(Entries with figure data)
● ● ● ● ● ● ●

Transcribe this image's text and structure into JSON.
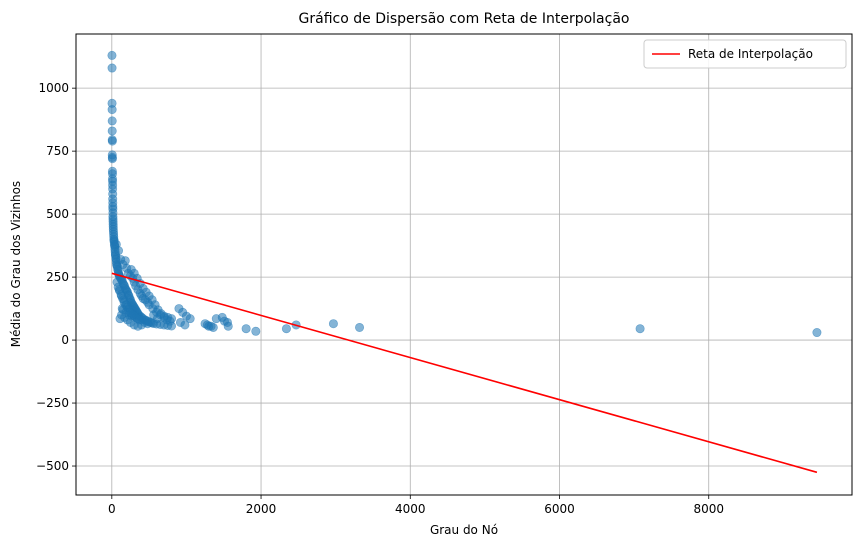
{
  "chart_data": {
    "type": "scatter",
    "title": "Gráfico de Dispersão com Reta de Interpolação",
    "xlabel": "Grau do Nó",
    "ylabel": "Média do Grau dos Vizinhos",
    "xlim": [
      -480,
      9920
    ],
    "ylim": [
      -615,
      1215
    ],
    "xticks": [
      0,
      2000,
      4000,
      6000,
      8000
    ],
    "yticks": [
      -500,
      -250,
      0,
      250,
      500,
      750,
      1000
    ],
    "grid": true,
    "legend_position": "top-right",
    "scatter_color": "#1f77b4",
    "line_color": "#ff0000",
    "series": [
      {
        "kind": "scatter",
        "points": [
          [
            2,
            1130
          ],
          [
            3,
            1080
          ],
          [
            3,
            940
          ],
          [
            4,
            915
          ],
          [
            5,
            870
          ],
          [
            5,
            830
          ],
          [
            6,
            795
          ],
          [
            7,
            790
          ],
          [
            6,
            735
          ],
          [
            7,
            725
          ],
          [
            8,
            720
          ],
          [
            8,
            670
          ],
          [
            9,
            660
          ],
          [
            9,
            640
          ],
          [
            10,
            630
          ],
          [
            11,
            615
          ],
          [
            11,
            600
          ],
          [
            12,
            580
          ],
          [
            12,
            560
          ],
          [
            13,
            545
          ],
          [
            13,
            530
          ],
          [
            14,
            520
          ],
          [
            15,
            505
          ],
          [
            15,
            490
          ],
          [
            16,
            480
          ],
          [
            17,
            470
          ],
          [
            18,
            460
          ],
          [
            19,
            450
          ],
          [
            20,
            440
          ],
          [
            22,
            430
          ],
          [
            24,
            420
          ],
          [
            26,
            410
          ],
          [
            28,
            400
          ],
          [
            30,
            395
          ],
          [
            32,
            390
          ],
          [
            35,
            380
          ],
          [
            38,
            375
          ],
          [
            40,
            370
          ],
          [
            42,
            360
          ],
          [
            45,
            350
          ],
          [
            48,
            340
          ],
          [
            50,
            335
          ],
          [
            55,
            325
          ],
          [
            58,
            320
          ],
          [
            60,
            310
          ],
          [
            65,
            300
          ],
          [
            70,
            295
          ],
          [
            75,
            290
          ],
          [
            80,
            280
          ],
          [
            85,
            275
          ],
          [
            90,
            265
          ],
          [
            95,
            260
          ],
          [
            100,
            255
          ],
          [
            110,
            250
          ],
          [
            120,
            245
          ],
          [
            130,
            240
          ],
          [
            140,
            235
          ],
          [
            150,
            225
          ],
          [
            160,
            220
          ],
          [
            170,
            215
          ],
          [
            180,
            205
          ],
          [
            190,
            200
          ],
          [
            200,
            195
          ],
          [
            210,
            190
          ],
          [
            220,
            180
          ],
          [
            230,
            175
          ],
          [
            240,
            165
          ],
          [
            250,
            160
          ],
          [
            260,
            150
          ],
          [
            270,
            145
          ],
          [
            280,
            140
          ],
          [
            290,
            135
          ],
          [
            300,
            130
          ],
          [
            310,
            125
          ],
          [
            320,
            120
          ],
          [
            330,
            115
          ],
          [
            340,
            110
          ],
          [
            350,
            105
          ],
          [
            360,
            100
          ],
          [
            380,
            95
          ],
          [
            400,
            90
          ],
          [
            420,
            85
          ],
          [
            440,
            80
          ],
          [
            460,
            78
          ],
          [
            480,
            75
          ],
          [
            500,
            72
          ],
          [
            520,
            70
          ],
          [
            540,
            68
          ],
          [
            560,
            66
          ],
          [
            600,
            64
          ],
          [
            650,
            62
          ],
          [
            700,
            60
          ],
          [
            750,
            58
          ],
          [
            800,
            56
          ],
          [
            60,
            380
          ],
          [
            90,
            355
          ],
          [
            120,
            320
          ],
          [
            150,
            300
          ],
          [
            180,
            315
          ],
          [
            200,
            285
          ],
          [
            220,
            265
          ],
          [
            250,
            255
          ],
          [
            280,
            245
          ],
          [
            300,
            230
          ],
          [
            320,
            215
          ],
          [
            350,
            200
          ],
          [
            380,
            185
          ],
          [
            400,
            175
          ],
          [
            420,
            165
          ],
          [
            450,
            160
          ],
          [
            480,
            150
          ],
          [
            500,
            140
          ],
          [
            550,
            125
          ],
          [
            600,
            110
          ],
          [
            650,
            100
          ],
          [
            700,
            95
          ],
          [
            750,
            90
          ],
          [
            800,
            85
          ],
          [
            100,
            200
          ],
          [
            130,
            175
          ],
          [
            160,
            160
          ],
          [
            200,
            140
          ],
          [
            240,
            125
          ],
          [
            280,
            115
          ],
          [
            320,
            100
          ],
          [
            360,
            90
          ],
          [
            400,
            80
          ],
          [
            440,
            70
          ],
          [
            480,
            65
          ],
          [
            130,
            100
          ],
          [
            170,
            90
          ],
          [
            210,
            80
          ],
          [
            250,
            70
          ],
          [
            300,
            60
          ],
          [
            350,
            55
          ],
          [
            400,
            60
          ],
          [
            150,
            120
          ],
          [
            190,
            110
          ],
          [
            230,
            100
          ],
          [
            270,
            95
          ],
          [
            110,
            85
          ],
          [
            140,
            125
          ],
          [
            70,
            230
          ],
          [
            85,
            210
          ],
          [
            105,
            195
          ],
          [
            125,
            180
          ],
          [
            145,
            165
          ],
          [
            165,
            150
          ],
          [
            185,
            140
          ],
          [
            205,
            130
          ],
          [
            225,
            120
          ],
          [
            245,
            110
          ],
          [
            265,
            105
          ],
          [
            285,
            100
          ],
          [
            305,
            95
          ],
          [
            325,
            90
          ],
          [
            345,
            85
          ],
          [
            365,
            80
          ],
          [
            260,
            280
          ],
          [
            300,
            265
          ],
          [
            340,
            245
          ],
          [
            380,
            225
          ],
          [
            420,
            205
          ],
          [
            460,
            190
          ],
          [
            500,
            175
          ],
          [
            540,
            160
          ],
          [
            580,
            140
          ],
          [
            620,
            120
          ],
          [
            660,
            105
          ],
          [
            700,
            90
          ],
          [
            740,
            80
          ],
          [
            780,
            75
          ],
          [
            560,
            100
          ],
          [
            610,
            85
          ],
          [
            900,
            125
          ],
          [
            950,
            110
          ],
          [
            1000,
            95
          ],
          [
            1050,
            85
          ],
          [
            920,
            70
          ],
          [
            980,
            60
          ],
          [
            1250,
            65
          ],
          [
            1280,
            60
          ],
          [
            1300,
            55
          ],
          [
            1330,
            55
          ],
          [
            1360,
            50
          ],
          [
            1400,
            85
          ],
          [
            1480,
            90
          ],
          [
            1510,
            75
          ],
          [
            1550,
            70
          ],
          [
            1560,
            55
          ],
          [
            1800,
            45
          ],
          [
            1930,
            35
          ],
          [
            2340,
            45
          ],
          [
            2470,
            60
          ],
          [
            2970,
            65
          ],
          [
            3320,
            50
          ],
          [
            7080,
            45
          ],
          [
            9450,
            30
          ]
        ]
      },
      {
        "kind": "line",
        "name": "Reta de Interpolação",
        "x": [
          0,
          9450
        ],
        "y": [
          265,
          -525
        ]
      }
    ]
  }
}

● ● ● ● ● ● ●

What to do = Return all of the entries exactly as written, but drop any pictures they hold.

Response to the exercise =
Transcribe this image's text and structure into JSON.
{
  "chart_data": {
    "type": "scatter",
    "title": "Gráfico de Dispersão com Reta de Interpolação",
    "xlabel": "Grau do Nó",
    "ylabel": "Média do Grau dos Vizinhos",
    "xlim": [
      -480,
      9920
    ],
    "ylim": [
      -615,
      1215
    ],
    "xticks": [
      0,
      2000,
      4000,
      6000,
      8000
    ],
    "yticks": [
      -500,
      -250,
      0,
      250,
      500,
      750,
      1000
    ],
    "grid": true,
    "legend_position": "top-right",
    "scatter_color": "#1f77b4",
    "line_color": "#ff0000",
    "series": [
      {
        "kind": "scatter",
        "points": [
          [
            2,
            1130
          ],
          [
            3,
            1080
          ],
          [
            3,
            940
          ],
          [
            4,
            915
          ],
          [
            5,
            870
          ],
          [
            5,
            830
          ],
          [
            6,
            795
          ],
          [
            7,
            790
          ],
          [
            6,
            735
          ],
          [
            7,
            725
          ],
          [
            8,
            720
          ],
          [
            8,
            670
          ],
          [
            9,
            660
          ],
          [
            9,
            640
          ],
          [
            10,
            630
          ],
          [
            11,
            615
          ],
          [
            11,
            600
          ],
          [
            12,
            580
          ],
          [
            12,
            560
          ],
          [
            13,
            545
          ],
          [
            13,
            530
          ],
          [
            14,
            520
          ],
          [
            15,
            505
          ],
          [
            15,
            490
          ],
          [
            16,
            480
          ],
          [
            17,
            470
          ],
          [
            18,
            460
          ],
          [
            19,
            450
          ],
          [
            20,
            440
          ],
          [
            22,
            430
          ],
          [
            24,
            420
          ],
          [
            26,
            410
          ],
          [
            28,
            400
          ],
          [
            30,
            395
          ],
          [
            32,
            390
          ],
          [
            35,
            380
          ],
          [
            38,
            375
          ],
          [
            40,
            370
          ],
          [
            42,
            360
          ],
          [
            45,
            350
          ],
          [
            48,
            340
          ],
          [
            50,
            335
          ],
          [
            55,
            325
          ],
          [
            58,
            320
          ],
          [
            60,
            310
          ],
          [
            65,
            300
          ],
          [
            70,
            295
          ],
          [
            75,
            290
          ],
          [
            80,
            280
          ],
          [
            85,
            275
          ],
          [
            90,
            265
          ],
          [
            95,
            260
          ],
          [
            100,
            255
          ],
          [
            110,
            250
          ],
          [
            120,
            245
          ],
          [
            130,
            240
          ],
          [
            140,
            235
          ],
          [
            150,
            225
          ],
          [
            160,
            220
          ],
          [
            170,
            215
          ],
          [
            180,
            205
          ],
          [
            190,
            200
          ],
          [
            200,
            195
          ],
          [
            210,
            190
          ],
          [
            220,
            180
          ],
          [
            230,
            175
          ],
          [
            240,
            165
          ],
          [
            250,
            160
          ],
          [
            260,
            150
          ],
          [
            270,
            145
          ],
          [
            280,
            140
          ],
          [
            290,
            135
          ],
          [
            300,
            130
          ],
          [
            310,
            125
          ],
          [
            320,
            120
          ],
          [
            330,
            115
          ],
          [
            340,
            110
          ],
          [
            350,
            105
          ],
          [
            360,
            100
          ],
          [
            380,
            95
          ],
          [
            400,
            90
          ],
          [
            420,
            85
          ],
          [
            440,
            80
          ],
          [
            460,
            78
          ],
          [
            480,
            75
          ],
          [
            500,
            72
          ],
          [
            520,
            70
          ],
          [
            540,
            68
          ],
          [
            560,
            66
          ],
          [
            600,
            64
          ],
          [
            650,
            62
          ],
          [
            700,
            60
          ],
          [
            750,
            58
          ],
          [
            800,
            56
          ],
          [
            60,
            380
          ],
          [
            90,
            355
          ],
          [
            120,
            320
          ],
          [
            150,
            300
          ],
          [
            180,
            315
          ],
          [
            200,
            285
          ],
          [
            220,
            265
          ],
          [
            250,
            255
          ],
          [
            280,
            245
          ],
          [
            300,
            230
          ],
          [
            320,
            215
          ],
          [
            350,
            200
          ],
          [
            380,
            185
          ],
          [
            400,
            175
          ],
          [
            420,
            165
          ],
          [
            450,
            160
          ],
          [
            480,
            150
          ],
          [
            500,
            140
          ],
          [
            550,
            125
          ],
          [
            600,
            110
          ],
          [
            650,
            100
          ],
          [
            700,
            95
          ],
          [
            750,
            90
          ],
          [
            800,
            85
          ],
          [
            100,
            200
          ],
          [
            130,
            175
          ],
          [
            160,
            160
          ],
          [
            200,
            140
          ],
          [
            240,
            125
          ],
          [
            280,
            115
          ],
          [
            320,
            100
          ],
          [
            360,
            90
          ],
          [
            400,
            80
          ],
          [
            440,
            70
          ],
          [
            480,
            65
          ],
          [
            130,
            100
          ],
          [
            170,
            90
          ],
          [
            210,
            80
          ],
          [
            250,
            70
          ],
          [
            300,
            60
          ],
          [
            350,
            55
          ],
          [
            400,
            60
          ],
          [
            150,
            120
          ],
          [
            190,
            110
          ],
          [
            230,
            100
          ],
          [
            270,
            95
          ],
          [
            110,
            85
          ],
          [
            140,
            125
          ],
          [
            70,
            230
          ],
          [
            85,
            210
          ],
          [
            105,
            195
          ],
          [
            125,
            180
          ],
          [
            145,
            165
          ],
          [
            165,
            150
          ],
          [
            185,
            140
          ],
          [
            205,
            130
          ],
          [
            225,
            120
          ],
          [
            245,
            110
          ],
          [
            265,
            105
          ],
          [
            285,
            100
          ],
          [
            305,
            95
          ],
          [
            325,
            90
          ],
          [
            345,
            85
          ],
          [
            365,
            80
          ],
          [
            260,
            280
          ],
          [
            300,
            265
          ],
          [
            340,
            245
          ],
          [
            380,
            225
          ],
          [
            420,
            205
          ],
          [
            460,
            190
          ],
          [
            500,
            175
          ],
          [
            540,
            160
          ],
          [
            580,
            140
          ],
          [
            620,
            120
          ],
          [
            660,
            105
          ],
          [
            700,
            90
          ],
          [
            740,
            80
          ],
          [
            780,
            75
          ],
          [
            560,
            100
          ],
          [
            610,
            85
          ],
          [
            900,
            125
          ],
          [
            950,
            110
          ],
          [
            1000,
            95
          ],
          [
            1050,
            85
          ],
          [
            920,
            70
          ],
          [
            980,
            60
          ],
          [
            1250,
            65
          ],
          [
            1280,
            60
          ],
          [
            1300,
            55
          ],
          [
            1330,
            55
          ],
          [
            1360,
            50
          ],
          [
            1400,
            85
          ],
          [
            1480,
            90
          ],
          [
            1510,
            75
          ],
          [
            1550,
            70
          ],
          [
            1560,
            55
          ],
          [
            1800,
            45
          ],
          [
            1930,
            35
          ],
          [
            2340,
            45
          ],
          [
            2470,
            60
          ],
          [
            2970,
            65
          ],
          [
            3320,
            50
          ],
          [
            7080,
            45
          ],
          [
            9450,
            30
          ]
        ]
      },
      {
        "kind": "line",
        "name": "Reta de Interpolação",
        "x": [
          0,
          9450
        ],
        "y": [
          265,
          -525
        ]
      }
    ]
  }
}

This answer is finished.